**EXERCISE INSTRUCTIONS**
1) Translate this sentence from the forum thread on turnbuckles into Spanish: "I remember that Trackside Details used to have some turnbuckles in brass."
2) Reproduce the passage of the forum thread on turnbuckles between "## jimtyp (Jan" and "Meashey (Jan 2, 2008)", inclusive.

**PASSAGE TO READ**
# Turnbuckles - where to buy or how to make?



## jimtyp (Jan 2, 2008)

Anyone know where I could get some turnbuckles? I know that Ozark makes the white metal but I'd rather they be brass or a material I could solder.

Or anyone make their own turnbuckles?


----------



## Dave Meashey (Jan 2, 2008)

I remember that Trackside Details used to have some turnbuckles in brass. I'm not sure who ended up buying that brand. I think it was Ozark, but don't hold me to that. Anyway, those items are still marketed under the Trackside Details brand. There may be a separate link on Ozark's site. 

Hope this helps, 
David Meashey


----------



## Gary Armitstead (Jan 2, 2008)

Trackside Details STILL has the brass turnbuckles. #TD-65, package of four for $3.50. They are cored for .045" diameter.


----------



## Pete Thornton (Jan 2, 2008)

Bob Hartford has real working turnbuckles with opposite threads - and he includes the brass rod with LH and RH threads.

**DATASET EXTRACT**
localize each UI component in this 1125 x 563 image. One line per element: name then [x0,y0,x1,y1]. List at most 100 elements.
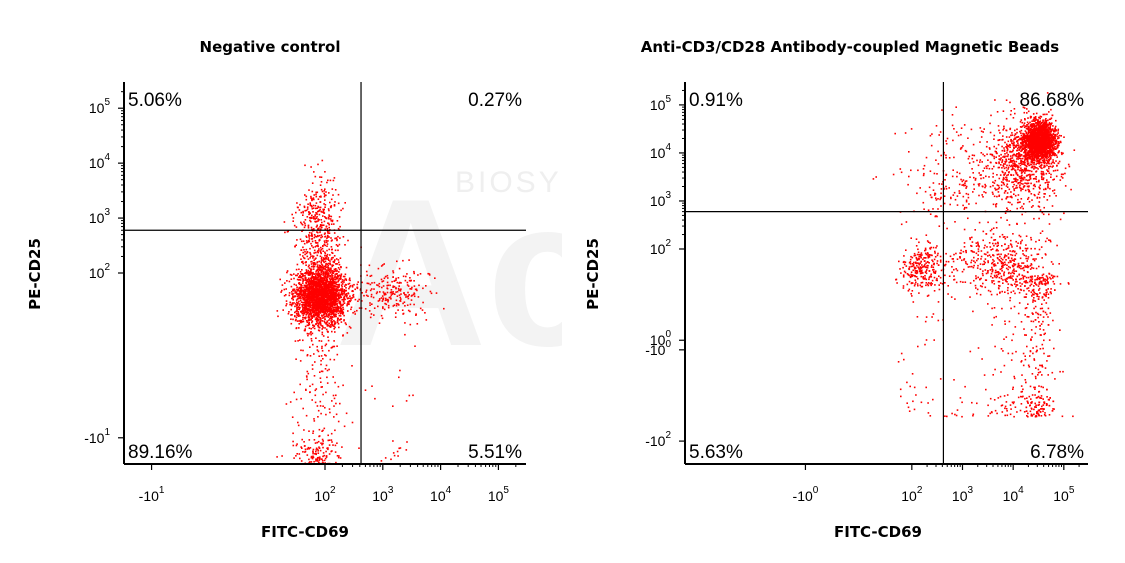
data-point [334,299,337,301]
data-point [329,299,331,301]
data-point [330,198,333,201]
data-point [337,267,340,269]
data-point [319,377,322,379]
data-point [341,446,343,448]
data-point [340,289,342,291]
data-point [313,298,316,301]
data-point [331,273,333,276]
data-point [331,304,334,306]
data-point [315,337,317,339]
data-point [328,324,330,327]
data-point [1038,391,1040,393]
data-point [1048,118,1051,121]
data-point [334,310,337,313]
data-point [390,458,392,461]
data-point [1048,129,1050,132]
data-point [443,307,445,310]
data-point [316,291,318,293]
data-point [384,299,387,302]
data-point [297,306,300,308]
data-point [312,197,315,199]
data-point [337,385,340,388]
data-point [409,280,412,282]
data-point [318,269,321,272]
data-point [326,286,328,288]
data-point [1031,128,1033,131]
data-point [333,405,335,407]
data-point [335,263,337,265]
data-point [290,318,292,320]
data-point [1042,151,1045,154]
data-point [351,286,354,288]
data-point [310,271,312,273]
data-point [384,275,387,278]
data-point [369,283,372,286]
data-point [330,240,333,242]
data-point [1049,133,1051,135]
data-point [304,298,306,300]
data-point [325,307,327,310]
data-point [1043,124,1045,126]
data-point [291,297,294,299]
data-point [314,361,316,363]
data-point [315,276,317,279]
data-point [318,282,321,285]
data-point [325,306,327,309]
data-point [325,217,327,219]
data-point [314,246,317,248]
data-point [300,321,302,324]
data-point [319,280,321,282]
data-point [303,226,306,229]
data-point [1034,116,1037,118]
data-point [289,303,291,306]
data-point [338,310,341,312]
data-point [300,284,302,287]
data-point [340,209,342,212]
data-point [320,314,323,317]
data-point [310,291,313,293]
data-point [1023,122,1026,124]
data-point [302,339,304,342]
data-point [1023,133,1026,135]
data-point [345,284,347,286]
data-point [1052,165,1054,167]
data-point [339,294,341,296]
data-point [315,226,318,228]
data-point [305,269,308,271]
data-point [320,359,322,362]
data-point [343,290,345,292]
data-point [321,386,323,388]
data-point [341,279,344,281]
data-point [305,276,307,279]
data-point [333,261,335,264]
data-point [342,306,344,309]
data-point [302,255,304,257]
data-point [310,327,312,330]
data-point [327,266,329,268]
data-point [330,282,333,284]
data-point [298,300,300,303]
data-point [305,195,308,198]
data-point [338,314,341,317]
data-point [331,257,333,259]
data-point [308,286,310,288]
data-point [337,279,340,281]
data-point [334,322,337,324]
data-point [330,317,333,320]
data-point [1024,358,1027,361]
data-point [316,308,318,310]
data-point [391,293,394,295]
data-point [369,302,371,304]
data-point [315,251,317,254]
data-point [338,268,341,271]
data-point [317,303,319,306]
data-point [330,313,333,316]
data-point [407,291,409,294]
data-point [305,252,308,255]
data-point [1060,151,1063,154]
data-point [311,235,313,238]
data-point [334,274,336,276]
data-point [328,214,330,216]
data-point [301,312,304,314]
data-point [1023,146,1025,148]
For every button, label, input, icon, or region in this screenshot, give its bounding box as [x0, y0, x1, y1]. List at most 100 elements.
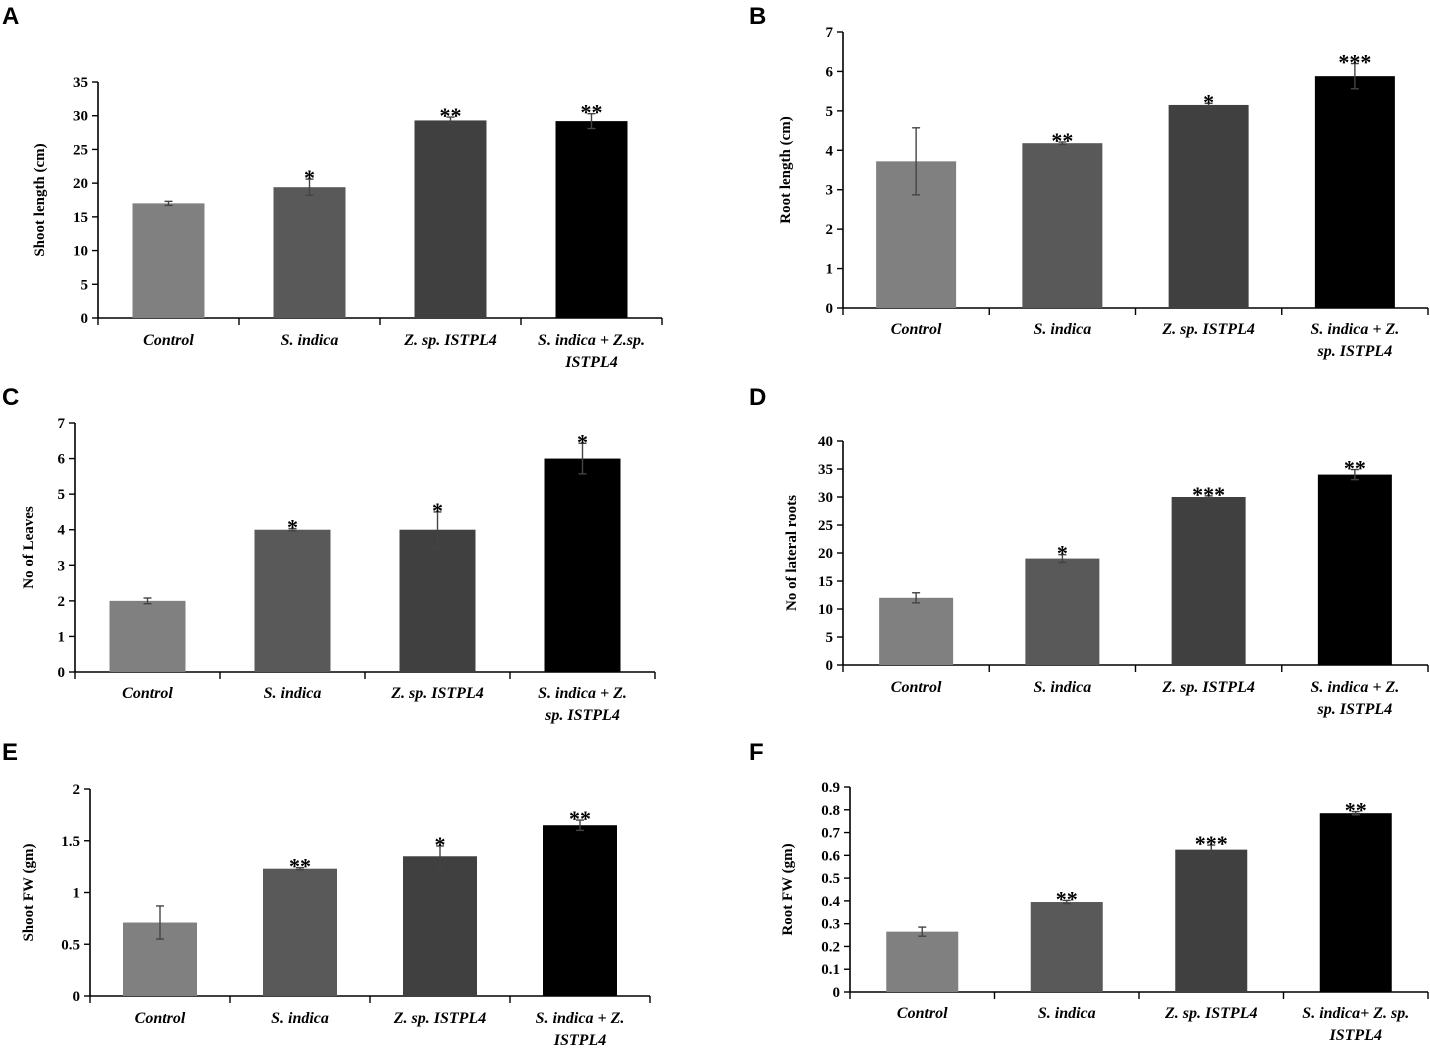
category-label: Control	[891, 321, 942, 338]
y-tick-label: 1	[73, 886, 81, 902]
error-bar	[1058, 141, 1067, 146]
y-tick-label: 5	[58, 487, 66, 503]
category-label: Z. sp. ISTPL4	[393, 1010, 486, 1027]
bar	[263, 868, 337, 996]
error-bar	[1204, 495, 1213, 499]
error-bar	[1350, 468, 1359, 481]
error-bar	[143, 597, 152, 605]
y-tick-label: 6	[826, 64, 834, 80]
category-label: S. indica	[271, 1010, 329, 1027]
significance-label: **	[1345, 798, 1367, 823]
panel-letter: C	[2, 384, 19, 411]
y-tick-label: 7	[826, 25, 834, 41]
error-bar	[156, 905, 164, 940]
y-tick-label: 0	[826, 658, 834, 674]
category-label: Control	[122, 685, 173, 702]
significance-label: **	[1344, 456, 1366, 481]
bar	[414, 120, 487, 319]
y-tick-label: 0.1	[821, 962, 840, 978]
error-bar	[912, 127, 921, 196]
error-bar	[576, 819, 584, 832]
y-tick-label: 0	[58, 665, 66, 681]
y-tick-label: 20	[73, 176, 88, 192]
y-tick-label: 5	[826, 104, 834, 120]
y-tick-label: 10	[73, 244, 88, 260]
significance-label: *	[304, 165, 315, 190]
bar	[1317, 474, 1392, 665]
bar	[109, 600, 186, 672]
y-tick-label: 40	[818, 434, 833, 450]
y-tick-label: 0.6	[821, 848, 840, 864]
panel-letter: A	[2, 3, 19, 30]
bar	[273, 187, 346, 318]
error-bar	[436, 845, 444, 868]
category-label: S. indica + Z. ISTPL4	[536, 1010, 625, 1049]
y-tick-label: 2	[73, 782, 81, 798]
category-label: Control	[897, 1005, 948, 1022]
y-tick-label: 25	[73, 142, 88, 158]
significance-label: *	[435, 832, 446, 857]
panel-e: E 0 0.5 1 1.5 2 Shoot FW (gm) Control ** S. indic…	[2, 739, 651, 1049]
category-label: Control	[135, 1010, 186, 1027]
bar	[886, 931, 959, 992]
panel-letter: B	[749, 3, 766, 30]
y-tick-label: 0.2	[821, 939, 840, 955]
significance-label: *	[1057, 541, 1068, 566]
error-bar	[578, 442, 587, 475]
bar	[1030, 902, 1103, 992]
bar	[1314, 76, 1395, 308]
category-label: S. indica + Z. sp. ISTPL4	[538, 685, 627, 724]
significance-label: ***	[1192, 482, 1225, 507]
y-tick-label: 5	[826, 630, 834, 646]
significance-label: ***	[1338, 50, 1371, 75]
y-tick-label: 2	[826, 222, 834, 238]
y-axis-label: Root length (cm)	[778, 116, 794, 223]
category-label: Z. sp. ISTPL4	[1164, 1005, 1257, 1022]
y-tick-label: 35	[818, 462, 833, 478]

**RESPONSE LIST**
1) Recuerdo que Trackside Details solía tener algunos tensores de latón.

2)
## jimtyp (Jan 2, 2008)

Anyone know where I could get some turnbuckles? I know that Ozark makes the white metal but I'd rather they be brass or a material I could solder.

Or anyone make their own turnbuckles?


----------



## Dave Meashey (Jan 2, 2008)